### What you have to do
Report how many lines contain "新疆维吾尔自治区市场监督管理局". The answer is a single number.

### Record excerpts
***

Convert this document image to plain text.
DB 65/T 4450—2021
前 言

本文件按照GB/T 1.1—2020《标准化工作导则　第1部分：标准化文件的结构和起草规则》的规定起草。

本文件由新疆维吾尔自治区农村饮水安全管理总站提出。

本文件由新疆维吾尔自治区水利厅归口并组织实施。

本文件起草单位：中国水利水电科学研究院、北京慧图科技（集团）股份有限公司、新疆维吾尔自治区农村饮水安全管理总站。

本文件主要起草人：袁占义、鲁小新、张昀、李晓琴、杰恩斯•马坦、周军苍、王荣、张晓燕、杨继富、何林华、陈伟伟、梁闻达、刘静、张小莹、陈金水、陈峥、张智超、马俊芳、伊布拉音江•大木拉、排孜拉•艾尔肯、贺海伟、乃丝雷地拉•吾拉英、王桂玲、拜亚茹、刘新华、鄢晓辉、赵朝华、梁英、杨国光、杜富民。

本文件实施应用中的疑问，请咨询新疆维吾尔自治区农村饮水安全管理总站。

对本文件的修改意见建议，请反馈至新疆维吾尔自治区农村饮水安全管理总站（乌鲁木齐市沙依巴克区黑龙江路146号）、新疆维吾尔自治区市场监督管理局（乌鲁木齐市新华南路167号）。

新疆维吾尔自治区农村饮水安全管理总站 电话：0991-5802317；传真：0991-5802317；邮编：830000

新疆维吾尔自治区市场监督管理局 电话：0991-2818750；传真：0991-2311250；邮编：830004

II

***

### Response
2